───── Dataset excerpts ─────
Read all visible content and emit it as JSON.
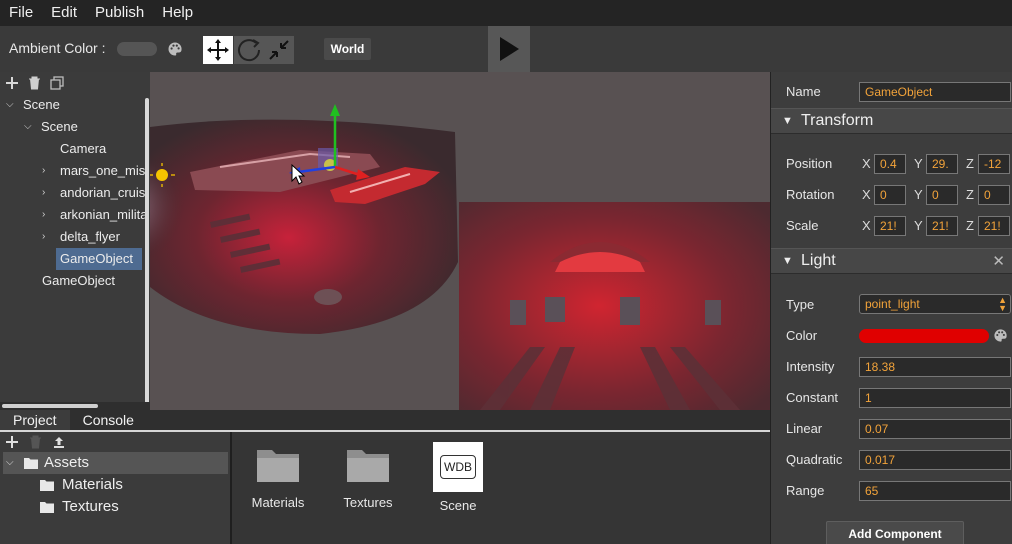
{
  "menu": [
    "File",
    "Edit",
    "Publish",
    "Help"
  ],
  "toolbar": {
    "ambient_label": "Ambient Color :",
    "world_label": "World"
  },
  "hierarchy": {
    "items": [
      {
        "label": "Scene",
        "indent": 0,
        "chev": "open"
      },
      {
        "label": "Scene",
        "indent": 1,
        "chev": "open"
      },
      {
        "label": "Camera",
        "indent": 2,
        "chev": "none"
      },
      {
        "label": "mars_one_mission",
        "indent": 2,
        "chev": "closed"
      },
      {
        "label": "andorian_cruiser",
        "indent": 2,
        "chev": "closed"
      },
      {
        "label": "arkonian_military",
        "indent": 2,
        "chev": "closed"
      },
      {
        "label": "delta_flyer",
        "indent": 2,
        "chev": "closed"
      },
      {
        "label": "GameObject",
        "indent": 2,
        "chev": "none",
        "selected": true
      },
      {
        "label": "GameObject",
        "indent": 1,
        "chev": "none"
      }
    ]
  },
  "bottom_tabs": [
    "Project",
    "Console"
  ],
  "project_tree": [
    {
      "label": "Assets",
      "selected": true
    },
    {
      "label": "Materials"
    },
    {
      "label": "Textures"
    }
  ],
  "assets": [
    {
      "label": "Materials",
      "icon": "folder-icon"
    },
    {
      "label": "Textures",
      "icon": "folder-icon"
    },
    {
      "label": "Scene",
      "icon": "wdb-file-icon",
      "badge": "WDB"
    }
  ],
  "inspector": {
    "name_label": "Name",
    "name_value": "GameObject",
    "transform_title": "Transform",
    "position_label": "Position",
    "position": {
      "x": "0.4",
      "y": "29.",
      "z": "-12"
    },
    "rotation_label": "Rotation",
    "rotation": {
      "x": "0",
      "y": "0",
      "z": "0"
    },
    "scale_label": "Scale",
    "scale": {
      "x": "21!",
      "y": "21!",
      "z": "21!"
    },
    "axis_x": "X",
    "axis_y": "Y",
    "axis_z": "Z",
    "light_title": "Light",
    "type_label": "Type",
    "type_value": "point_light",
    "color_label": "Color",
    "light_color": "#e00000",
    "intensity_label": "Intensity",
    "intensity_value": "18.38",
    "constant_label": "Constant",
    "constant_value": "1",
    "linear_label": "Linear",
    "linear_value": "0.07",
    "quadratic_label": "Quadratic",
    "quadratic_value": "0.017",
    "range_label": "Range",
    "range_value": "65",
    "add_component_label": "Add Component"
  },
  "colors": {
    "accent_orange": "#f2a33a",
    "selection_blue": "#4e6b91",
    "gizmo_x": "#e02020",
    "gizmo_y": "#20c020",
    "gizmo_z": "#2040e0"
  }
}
─────
───── Dataset excerpts ─────
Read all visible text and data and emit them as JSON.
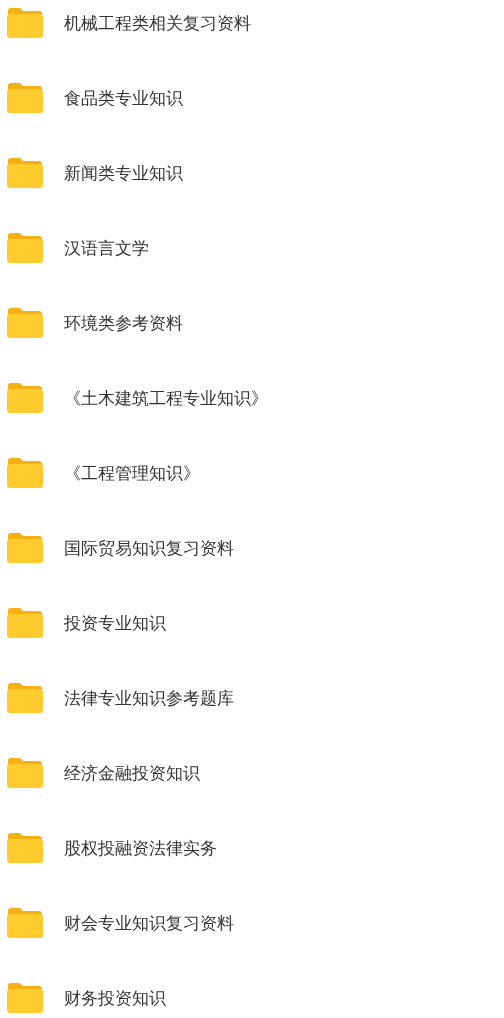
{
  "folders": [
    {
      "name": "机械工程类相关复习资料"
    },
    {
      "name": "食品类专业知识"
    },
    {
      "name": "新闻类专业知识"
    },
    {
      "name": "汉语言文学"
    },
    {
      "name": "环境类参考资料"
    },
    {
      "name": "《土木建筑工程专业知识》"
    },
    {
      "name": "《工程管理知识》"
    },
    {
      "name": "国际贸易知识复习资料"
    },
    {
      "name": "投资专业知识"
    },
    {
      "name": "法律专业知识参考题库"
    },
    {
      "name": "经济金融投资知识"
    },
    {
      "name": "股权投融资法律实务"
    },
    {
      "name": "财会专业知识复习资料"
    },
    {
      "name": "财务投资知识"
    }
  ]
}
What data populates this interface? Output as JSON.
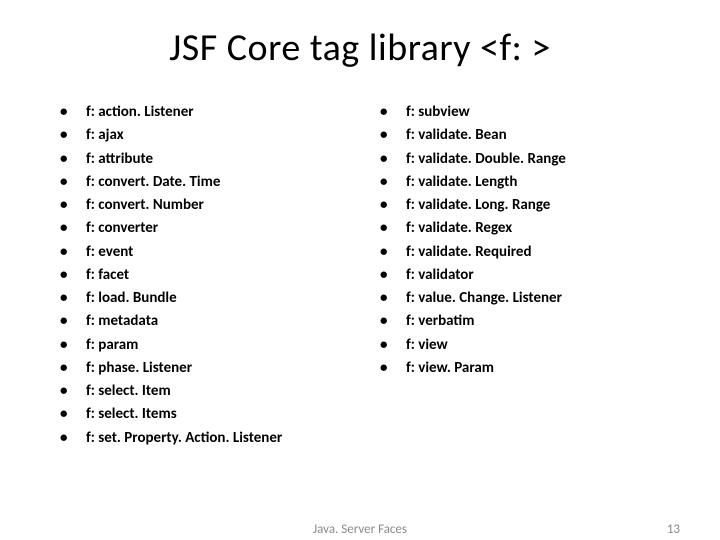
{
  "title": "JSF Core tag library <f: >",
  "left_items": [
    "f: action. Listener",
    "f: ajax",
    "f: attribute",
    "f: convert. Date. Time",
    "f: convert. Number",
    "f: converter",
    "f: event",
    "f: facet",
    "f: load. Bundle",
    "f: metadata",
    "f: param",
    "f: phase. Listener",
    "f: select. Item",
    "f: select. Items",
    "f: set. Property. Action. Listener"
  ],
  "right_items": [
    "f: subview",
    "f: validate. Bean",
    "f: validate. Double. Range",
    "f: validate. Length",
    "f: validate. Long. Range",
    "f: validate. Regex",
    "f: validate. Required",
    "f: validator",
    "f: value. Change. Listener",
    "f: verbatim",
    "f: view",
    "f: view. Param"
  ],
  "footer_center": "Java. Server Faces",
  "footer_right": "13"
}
─────
▶ _Exercise directions_
Lines in the records that hold the word "visible" are to be counted; give only the total.

▶ _Output_
2